++++ Extracted entries
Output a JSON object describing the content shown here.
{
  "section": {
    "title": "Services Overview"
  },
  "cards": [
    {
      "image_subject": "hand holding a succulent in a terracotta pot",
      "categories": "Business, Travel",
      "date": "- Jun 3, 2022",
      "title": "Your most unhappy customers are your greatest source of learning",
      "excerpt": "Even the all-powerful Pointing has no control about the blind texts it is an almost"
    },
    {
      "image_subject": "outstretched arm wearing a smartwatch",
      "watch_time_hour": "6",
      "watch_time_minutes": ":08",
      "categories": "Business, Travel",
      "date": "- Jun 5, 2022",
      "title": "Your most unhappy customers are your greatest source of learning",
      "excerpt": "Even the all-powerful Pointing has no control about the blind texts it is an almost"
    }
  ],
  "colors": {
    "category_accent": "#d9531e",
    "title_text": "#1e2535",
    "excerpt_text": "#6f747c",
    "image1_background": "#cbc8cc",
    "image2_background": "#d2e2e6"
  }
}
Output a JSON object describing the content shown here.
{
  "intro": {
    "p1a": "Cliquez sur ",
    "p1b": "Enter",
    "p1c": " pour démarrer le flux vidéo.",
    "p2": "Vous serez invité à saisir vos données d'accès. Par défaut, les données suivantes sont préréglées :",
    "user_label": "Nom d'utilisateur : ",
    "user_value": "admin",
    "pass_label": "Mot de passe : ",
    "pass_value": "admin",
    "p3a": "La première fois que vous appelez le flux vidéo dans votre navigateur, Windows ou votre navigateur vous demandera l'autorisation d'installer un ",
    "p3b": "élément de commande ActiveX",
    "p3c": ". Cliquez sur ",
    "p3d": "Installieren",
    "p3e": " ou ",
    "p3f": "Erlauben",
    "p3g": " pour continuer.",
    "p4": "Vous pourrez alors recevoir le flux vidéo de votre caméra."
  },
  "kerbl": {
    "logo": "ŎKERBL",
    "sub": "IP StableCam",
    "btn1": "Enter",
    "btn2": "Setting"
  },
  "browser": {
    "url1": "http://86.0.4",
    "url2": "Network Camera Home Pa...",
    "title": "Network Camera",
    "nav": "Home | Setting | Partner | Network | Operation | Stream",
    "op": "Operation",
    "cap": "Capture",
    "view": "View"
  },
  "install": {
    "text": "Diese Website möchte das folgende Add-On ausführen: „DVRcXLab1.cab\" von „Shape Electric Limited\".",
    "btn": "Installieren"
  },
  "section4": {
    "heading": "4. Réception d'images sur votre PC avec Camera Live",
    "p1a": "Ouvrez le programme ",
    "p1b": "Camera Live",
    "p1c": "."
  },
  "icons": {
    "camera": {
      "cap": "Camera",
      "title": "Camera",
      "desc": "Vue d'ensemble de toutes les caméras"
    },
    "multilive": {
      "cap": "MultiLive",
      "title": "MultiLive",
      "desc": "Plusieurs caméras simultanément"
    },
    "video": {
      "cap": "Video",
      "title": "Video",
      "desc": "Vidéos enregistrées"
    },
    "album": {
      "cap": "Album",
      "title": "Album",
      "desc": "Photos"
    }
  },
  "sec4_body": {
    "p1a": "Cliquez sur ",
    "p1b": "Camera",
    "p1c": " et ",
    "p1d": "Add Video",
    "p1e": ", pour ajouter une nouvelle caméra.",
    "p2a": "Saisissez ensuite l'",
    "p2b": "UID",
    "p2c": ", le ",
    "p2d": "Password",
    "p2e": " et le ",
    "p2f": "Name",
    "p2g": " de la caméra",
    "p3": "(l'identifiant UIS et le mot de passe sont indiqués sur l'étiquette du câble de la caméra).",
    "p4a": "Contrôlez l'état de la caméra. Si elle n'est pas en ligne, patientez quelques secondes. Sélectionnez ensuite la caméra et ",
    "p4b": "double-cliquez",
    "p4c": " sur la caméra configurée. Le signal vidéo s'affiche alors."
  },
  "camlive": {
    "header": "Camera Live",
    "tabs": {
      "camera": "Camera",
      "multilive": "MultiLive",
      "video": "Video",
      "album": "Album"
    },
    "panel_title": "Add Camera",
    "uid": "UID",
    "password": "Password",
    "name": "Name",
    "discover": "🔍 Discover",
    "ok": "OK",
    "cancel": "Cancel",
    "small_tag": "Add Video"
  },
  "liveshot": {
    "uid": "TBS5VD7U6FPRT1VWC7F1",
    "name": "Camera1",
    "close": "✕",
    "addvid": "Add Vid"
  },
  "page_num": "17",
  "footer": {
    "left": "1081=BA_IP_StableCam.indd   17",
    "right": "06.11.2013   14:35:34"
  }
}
++++++++
Exercise prompt:
Restate the listing above word for word.

The reply:
Output a JSON object describing the content shown here.
{
  "section": {
    "title": "Services Overview"
  },
  "cards": [
    {
      "image_subject": "hand holding a succulent in a terracotta pot",
      "categories": "Business, Travel",
      "date": "- Jun 3, 2022",
      "title": "Your most unhappy customers are your greatest source of learning",
      "excerpt": "Even the all-powerful Pointing has no control about the blind texts it is an almost"
    },
    {
      "image_subject": "outstretched arm wearing a smartwatch",
      "watch_time_hour": "6",
      "watch_time_minutes": ":08",
      "categories": "Business, Travel",
      "date": "- Jun 5, 2022",
      "title": "Your most unhappy customers are your greatest source of learning",
      "excerpt": "Even the all-powerful Pointing has no control about the blind texts it is an almost"
    }
  ],
  "colors": {
    "category_accent": "#d9531e",
    "title_text": "#1e2535",
    "excerpt_text": "#6f747c",
    "image1_background": "#cbc8cc",
    "image2_background": "#d2e2e6"
  }
}
Output a JSON object describing the content shown here.
{
  "intro": {
    "p1a": "Cliquez sur ",
    "p1b": "Enter",
    "p1c": " pour démarrer le flux vidéo.",
    "p2": "Vous serez invité à saisir vos données d'accès. Par défaut, les données suivantes sont préréglées :",
    "user_label": "Nom d'utilisateur : ",
    "user_value": "admin",
    "pass_label": "Mot de passe : ",
    "pass_value": "admin",
    "p3a": "La première fois que vous appelez le flux vidéo dans votre navigateur, Windows ou votre navigateur vous demandera l'autorisation d'installer un ",
    "p3b": "élément de commande ActiveX",
    "p3c": ". Cliquez sur ",
    "p3d": "Installieren",
    "p3e": " ou ",
    "p3f": "Erlauben",
    "p3g": " pour continuer.",
    "p4": "Vous pourrez alors recevoir le flux vidéo de votre caméra."
  },
  "kerbl": {
    "logo": "ŎKERBL",
    "sub": "IP StableCam",
    "btn1": "Enter",
    "btn2": "Setting"
  },
  "browser": {
    "url1": "http://86.0.4",
    "url2": "Network Camera Home Pa...",
    "title": "Network Camera",
    "nav": "Home | Setting | Partner | Network | Operation | Stream",
    "op": "Operation",
    "cap": "Capture",
    "view": "View"
  },
  "install": {
    "text": "Diese Website möchte das folgende Add-On ausführen: „DVRcXLab1.cab\" von „Shape Electric Limited\".",
    "btn": "Installieren"
  },
  "section4": {
    "heading": "4. Réception d'images sur votre PC avec Camera Live",
    "p1a": "Ouvrez le programme ",
    "p1b": "Camera Live",
    "p1c": "."
  },
  "icons": {
    "camera": {
      "cap": "Camera",
      "title": "Camera",
      "desc": "Vue d'ensemble de toutes les caméras"
    },
    "multilive": {
      "cap": "MultiLive",
      "title": "MultiLive",
      "desc": "Plusieurs caméras simultanément"
    },
    "video": {
      "cap": "Video",
      "title": "Video",
      "desc": "Vidéos enregistrées"
    },
    "album": {
      "cap": "Album",
      "title": "Album",
      "desc": "Photos"
    }
  },
  "sec4_body": {
    "p1a": "Cliquez sur ",
    "p1b": "Camera",
    "p1c": " et ",
    "p1d": "Add Video",
    "p1e": ", pour ajouter une nouvelle caméra.",
    "p2a": "Saisissez ensuite l'",
    "p2b": "UID",
    "p2c": ", le ",
    "p2d": "Password",
    "p2e": " et le ",
    "p2f": "Name",
    "p2g": " de la caméra",
    "p3": "(l'identifiant UIS et le mot de passe sont indiqués sur l'étiquette du câble de la caméra).",
    "p4a": "Contrôlez l'état de la caméra. Si elle n'est pas en ligne, patientez quelques secondes. Sélectionnez ensuite la caméra et ",
    "p4b": "double-cliquez",
    "p4c": " sur la caméra configurée. Le signal vidéo s'affiche alors."
  },
  "camlive": {
    "header": "Camera Live",
    "tabs": {
      "camera": "Camera",
      "multilive": "MultiLive",
      "video": "Video",
      "album": "Album"
    },
    "panel_title": "Add Camera",
    "uid": "UID",
    "password": "Password",
    "name": "Name",
    "discover": "🔍 Discover",
    "ok": "OK",
    "cancel": "Cancel",
    "small_tag": "Add Video"
  },
  "liveshot": {
    "uid": "TBS5VD7U6FPRT1VWC7F1",
    "name": "Camera1",
    "close": "✕",
    "addvid": "Add Vid"
  },
  "page_num": "17",
  "footer": {
    "left": "1081=BA_IP_StableCam.indd   17",
    "right": "06.11.2013   14:35:34"
  }
}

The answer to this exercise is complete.